■ What to produce
Copy the lines below verbatim, but only from the line containing "Type out the text in this image." through the end of the data.

■ Extracted data
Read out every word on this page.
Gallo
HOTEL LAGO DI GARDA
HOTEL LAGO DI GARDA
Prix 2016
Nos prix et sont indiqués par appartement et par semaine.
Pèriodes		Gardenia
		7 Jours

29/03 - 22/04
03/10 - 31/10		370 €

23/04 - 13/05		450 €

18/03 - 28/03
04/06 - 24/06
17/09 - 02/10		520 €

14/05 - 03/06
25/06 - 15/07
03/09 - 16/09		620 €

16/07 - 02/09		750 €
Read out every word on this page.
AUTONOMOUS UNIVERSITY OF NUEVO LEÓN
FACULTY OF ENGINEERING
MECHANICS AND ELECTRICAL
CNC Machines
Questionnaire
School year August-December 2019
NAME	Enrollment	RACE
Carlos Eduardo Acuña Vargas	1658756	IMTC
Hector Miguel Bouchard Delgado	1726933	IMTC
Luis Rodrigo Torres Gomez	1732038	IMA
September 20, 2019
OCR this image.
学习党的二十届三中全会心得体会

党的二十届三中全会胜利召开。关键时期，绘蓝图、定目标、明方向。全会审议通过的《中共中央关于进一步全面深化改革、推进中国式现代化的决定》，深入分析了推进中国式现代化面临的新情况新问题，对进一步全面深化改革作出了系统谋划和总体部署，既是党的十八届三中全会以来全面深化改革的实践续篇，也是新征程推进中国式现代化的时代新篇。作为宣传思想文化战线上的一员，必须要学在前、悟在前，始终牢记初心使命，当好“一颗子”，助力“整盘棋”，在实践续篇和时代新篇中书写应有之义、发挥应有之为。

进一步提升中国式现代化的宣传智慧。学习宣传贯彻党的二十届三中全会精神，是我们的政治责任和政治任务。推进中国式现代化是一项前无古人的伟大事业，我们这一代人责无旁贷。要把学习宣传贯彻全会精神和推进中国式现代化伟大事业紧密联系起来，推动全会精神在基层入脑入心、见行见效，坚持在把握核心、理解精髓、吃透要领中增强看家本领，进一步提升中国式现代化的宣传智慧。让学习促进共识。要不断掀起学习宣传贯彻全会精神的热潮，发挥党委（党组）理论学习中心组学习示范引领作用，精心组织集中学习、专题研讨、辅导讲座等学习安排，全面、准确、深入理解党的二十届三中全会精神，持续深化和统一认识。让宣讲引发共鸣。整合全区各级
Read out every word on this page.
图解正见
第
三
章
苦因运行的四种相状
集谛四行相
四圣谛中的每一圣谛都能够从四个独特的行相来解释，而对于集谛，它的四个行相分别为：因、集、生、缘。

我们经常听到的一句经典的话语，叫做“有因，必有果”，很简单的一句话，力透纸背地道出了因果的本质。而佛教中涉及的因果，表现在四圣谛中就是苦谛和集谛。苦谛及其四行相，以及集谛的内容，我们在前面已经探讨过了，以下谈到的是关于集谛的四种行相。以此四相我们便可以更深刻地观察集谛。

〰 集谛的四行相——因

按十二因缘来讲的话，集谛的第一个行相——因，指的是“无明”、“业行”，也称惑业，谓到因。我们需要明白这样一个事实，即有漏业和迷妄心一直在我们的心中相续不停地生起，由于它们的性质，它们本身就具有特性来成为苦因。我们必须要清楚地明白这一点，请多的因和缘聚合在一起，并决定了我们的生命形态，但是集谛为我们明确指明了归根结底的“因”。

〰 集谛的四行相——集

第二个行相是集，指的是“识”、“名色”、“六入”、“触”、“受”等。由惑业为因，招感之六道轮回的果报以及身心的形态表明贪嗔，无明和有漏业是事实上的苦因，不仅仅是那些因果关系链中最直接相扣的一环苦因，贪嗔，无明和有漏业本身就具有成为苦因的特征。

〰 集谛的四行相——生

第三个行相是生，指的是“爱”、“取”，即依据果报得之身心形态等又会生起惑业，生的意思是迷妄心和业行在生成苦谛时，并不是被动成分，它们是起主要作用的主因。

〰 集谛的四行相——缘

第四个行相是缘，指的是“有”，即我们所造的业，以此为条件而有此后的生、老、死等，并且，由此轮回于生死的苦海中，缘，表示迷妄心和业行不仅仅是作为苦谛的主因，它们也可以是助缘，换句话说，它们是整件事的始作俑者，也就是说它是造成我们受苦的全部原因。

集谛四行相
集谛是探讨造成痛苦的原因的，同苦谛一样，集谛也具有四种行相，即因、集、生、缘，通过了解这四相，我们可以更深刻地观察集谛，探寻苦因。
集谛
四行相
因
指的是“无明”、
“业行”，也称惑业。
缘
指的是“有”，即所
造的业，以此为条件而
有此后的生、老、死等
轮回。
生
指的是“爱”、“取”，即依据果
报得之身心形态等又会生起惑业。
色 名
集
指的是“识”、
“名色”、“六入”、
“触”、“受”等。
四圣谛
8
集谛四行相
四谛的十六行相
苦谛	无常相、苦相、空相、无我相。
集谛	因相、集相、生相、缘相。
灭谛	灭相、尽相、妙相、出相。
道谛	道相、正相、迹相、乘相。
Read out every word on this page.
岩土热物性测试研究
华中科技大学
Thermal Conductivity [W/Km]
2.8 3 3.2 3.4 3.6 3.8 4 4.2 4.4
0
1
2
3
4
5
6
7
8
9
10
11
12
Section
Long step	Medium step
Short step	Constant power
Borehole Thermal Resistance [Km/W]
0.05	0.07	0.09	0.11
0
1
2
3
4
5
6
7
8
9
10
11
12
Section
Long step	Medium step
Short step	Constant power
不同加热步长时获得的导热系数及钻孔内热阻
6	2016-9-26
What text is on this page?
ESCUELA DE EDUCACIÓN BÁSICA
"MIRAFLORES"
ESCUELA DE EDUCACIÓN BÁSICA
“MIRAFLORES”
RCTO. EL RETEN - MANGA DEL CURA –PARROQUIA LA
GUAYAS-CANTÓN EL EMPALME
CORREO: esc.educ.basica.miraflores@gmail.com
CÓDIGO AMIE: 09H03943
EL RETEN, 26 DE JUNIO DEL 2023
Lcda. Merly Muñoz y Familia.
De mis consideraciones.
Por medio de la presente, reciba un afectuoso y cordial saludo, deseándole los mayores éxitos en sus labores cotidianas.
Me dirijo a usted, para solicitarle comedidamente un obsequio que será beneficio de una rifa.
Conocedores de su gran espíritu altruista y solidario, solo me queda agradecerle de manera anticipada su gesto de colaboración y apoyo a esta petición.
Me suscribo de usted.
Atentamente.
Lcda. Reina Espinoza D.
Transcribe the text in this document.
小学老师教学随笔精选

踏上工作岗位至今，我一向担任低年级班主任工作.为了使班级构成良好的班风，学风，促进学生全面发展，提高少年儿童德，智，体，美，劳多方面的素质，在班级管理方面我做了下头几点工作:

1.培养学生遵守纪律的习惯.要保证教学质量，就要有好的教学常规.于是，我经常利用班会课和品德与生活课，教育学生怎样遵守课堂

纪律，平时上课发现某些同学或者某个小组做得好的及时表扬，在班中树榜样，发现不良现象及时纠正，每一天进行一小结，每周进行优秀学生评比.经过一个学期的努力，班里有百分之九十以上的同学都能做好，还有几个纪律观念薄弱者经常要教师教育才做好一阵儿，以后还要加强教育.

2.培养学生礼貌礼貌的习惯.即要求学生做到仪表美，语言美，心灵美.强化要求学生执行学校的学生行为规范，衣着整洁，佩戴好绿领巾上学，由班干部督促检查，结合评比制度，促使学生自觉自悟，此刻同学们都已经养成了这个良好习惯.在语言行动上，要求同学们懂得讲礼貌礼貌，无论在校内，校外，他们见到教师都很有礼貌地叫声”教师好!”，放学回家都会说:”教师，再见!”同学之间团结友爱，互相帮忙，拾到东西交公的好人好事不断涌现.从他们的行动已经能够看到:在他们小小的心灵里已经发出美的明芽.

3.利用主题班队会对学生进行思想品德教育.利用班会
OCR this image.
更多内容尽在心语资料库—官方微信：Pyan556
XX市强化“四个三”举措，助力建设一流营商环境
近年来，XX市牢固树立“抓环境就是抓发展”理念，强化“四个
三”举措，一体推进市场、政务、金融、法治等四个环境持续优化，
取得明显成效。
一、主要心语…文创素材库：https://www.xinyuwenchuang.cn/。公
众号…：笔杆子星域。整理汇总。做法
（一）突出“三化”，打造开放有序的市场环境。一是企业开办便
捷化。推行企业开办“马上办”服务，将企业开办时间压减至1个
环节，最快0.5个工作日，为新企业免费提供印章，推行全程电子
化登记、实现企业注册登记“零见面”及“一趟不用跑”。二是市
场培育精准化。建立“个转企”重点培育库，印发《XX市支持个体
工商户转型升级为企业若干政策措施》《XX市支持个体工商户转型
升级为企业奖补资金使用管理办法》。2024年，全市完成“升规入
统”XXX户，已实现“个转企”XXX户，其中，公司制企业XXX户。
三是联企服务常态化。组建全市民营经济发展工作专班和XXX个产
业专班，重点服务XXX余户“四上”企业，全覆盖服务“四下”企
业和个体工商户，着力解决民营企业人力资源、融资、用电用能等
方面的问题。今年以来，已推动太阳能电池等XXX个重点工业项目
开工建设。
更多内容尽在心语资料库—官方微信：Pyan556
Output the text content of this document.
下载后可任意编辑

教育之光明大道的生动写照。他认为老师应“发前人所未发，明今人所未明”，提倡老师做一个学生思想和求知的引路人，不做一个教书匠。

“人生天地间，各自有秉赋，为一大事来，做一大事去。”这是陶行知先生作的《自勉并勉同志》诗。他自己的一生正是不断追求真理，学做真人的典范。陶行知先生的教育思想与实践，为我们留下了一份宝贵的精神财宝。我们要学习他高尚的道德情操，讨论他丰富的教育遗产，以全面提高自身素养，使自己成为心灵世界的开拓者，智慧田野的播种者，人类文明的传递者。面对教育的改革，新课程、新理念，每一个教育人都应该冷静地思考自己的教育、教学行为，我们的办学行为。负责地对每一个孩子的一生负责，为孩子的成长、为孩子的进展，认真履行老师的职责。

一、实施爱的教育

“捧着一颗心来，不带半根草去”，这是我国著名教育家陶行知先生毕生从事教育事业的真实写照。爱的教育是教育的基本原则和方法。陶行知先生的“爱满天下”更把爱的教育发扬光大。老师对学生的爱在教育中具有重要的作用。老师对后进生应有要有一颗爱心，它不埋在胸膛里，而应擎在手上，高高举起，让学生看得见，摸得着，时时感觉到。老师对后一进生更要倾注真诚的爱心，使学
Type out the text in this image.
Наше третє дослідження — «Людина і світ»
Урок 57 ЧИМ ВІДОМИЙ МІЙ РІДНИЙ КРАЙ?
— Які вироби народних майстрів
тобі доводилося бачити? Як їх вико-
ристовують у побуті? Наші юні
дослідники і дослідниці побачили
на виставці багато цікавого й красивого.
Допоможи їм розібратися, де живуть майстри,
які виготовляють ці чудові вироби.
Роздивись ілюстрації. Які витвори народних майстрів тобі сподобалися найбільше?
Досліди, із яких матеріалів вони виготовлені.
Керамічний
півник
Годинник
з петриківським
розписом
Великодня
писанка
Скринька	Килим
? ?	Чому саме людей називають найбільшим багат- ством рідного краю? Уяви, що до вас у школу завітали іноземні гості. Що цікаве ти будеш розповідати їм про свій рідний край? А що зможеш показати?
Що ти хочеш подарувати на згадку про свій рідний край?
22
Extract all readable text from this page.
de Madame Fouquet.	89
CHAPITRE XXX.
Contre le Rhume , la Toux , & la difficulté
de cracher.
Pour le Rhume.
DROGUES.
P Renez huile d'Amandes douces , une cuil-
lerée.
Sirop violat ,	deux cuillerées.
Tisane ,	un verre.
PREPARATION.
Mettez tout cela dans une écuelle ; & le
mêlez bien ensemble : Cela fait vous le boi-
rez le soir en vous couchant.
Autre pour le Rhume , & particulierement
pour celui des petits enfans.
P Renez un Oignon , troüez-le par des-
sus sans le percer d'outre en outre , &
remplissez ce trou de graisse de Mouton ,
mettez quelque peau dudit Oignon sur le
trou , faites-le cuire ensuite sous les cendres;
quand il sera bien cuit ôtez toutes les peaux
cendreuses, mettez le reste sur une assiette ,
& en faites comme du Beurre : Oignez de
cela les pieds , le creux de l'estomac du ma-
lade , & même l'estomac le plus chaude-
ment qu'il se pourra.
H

■ Reply to the task
Type out the text in this image.
Наше третє дослідження — «Людина і світ»
Урок 57 ЧИМ ВІДОМИЙ МІЙ РІДНИЙ КРАЙ?
— Які вироби народних майстрів
тобі доводилося бачити? Як їх вико-
ристовують у побуті? Наші юні
дослідники і дослідниці побачили
на виставці багато цікавого й красивого.
Допоможи їм розібратися, де живуть майстри,
які виготовляють ці чудові вироби.
Роздивись ілюстрації. Які витвори народних майстрів тобі сподобалися найбільше?
Досліди, із яких матеріалів вони виготовлені.
Керамічний
півник
Годинник
з петриківським
розписом
Великодня
писанка
Скринька	Килим
? ?	Чому саме людей називають найбільшим багат- ством рідного краю? Уяви, що до вас у школу завітали іноземні гості. Що цікаве ти будеш розповідати їм про свій рідний край? А що зможеш показати?
Що ти хочеш подарувати на згадку про свій рідний край?
22
Extract all readable text from this page.
de Madame Fouquet.	89
CHAPITRE XXX.
Contre le Rhume , la Toux , & la difficulté
de cracher.
Pour le Rhume.
DROGUES.
P Renez huile d'Amandes douces , une cuil-
lerée.
Sirop violat ,	deux cuillerées.
Tisane ,	un verre.
PREPARATION.
Mettez tout cela dans une écuelle ; & le
mêlez bien ensemble : Cela fait vous le boi-
rez le soir en vous couchant.
Autre pour le Rhume , & particulierement
pour celui des petits enfans.
P Renez un Oignon , troüez-le par des-
sus sans le percer d'outre en outre , &
remplissez ce trou de graisse de Mouton ,
mettez quelque peau dudit Oignon sur le
trou , faites-le cuire ensuite sous les cendres;
quand il sera bien cuit ôtez toutes les peaux
cendreuses, mettez le reste sur une assiette ,
& en faites comme du Beurre : Oignez de
cela les pieds , le creux de l'estomac du ma-
lade , & même l'estomac le plus chaude-
ment qu'il se pourra.
H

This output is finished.